[Dataset items]

• • • • •

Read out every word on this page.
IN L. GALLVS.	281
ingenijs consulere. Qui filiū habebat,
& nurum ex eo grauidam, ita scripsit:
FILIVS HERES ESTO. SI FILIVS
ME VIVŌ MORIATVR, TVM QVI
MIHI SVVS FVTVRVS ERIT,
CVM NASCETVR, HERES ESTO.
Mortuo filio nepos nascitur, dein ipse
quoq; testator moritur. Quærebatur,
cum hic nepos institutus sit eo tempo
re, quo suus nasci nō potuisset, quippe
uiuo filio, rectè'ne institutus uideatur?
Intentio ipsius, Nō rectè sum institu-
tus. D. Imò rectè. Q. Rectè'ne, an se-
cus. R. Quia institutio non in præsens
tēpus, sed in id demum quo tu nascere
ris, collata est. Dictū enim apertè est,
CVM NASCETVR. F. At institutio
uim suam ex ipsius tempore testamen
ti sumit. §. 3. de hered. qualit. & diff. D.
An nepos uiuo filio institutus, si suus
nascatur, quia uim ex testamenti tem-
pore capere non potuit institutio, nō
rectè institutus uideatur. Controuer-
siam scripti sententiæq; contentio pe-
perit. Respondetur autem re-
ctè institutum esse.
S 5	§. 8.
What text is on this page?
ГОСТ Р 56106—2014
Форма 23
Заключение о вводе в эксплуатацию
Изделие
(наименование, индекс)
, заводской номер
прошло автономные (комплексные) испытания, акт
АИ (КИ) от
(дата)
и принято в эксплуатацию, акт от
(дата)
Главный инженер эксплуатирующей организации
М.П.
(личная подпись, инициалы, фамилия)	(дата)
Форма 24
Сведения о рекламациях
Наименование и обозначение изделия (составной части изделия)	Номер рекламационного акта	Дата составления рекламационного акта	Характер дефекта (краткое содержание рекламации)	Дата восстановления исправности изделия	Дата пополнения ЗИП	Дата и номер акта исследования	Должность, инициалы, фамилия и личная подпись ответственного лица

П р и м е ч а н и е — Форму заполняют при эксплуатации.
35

• • • • •

Task details: Transcribe every line of the data, exactly as it stands.

Final answer:
Read out every word on this page.
IN L. GALLVS.	281
ingenijs consulere. Qui filiū habebat,
& nurum ex eo grauidam, ita scripsit:
FILIVS HERES ESTO. SI FILIVS
ME VIVŌ MORIATVR, TVM QVI
MIHI SVVS FVTVRVS ERIT,
CVM NASCETVR, HERES ESTO.
Mortuo filio nepos nascitur, dein ipse
quoq; testator moritur. Quærebatur,
cum hic nepos institutus sit eo tempo
re, quo suus nasci nō potuisset, quippe
uiuo filio, rectè'ne institutus uideatur?
Intentio ipsius, Nō rectè sum institu-
tus. D. Imò rectè. Q. Rectè'ne, an se-
cus. R. Quia institutio non in præsens
tēpus, sed in id demum quo tu nascere
ris, collata est. Dictū enim apertè est,
CVM NASCETVR. F. At institutio
uim suam ex ipsius tempore testamen
ti sumit. §. 3. de hered. qualit. & diff. D.
An nepos uiuo filio institutus, si suus
nascatur, quia uim ex testamenti tem-
pore capere non potuit institutio, nō
rectè institutus uideatur. Controuer-
siam scripti sententiæq; contentio pe-
perit. Respondetur autem re-
ctè institutum esse.
S 5	§. 8.
What text is on this page?
ГОСТ Р 56106—2014
Форма 23
Заключение о вводе в эксплуатацию
Изделие
(наименование, индекс)
, заводской номер
прошло автономные (комплексные) испытания, акт
АИ (КИ) от
(дата)
и принято в эксплуатацию, акт от
(дата)
Главный инженер эксплуатирующей организации
М.П.
(личная подпись, инициалы, фамилия)	(дата)
Форма 24
Сведения о рекламациях
Наименование и обозначение изделия (составной части изделия)	Номер рекламационного акта	Дата составления рекламационного акта	Характер дефекта (краткое содержание рекламации)	Дата восстановления исправности изделия	Дата пополнения ЗИП	Дата и номер акта исследования	Должность, инициалы, фамилия и личная подпись ответственного лица

П р и м е ч а н и е — Форму заполняют при эксплуатации.
35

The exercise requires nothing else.